[Recorded data]
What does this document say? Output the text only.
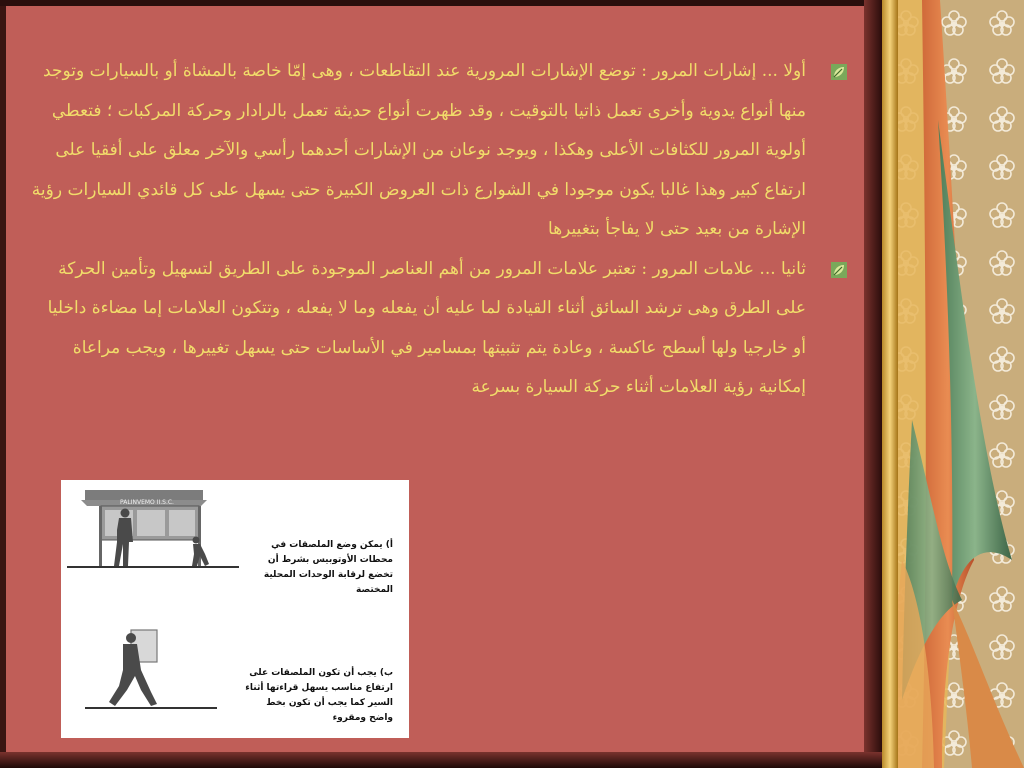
أولا ... إشارات المرور : توضع الإشارات المرورية عند التقاطعات ، وهى إمّا خاصة بالمشاة أو بالسيارات وتوجد منها أنواع يدوية وأخرى تعمل ذاتيا بالتوقيت ، وقد ظهرت أنواع حديثة تعمل بالرادار وحركة المركبات ؛ فتعطي أولوية المرور للكثافات الأعلى وهكذا ، ويوجد نوعان من الإشارات أحدهما رأسي والآخر معلق على أفقيا على ارتفاع كبير وهذا غالبا يكون موجودا في الشوارع ذات العروض الكبيرة حتى يسهل على كل قائدي السيارات رؤية الإشارة من بعيد حتى لا يفاجأ بتغييرها

ثانيا ... علامات المرور : تعتبر علامات المرور من أهم العناصر الموجودة على الطريق لتسهيل وتأمين الحركة على الطرق وهى ترشد السائق أثناء القيادة لما عليه أن يفعله وما لا يفعله ، وتتكون العلامات إما مضاءة داخليا أو خارجيا ولها أسطح عاكسة ، وعادة يتم تثبيتها بمسامير في الأساسات حتى يسهل تغييرها ، ويجب مراعاة إمكانية رؤية العلامات أثناء حركة السيارة بسرعة

PALINVEMO II.S.C.
أ) يمكن وضع الملصقات في محطات الأوتوبيس بشرط أن تخضع لرقابة الوحدات المحلية المختصة
ب) يجب أن تكون الملصقات على ارتفاع مناسب يسهل قراءتها أثناء السير كما يجب أن تكون بخط واضح ومقروء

- WORK INSTRUCTIONS: Filter the entries above down to the lines containing the word "الملصقات".

- REPLY:
أ) يمكن وضع الملصقات في محطات الأوتوبيس بشرط أن تخضع لرقابة الوحدات المحلية المختصة
ب) يجب أن تكون الملصقات على ارتفاع مناسب يسهل قراءتها أثناء السير كما يجب أن تكون بخط واضح ومقروء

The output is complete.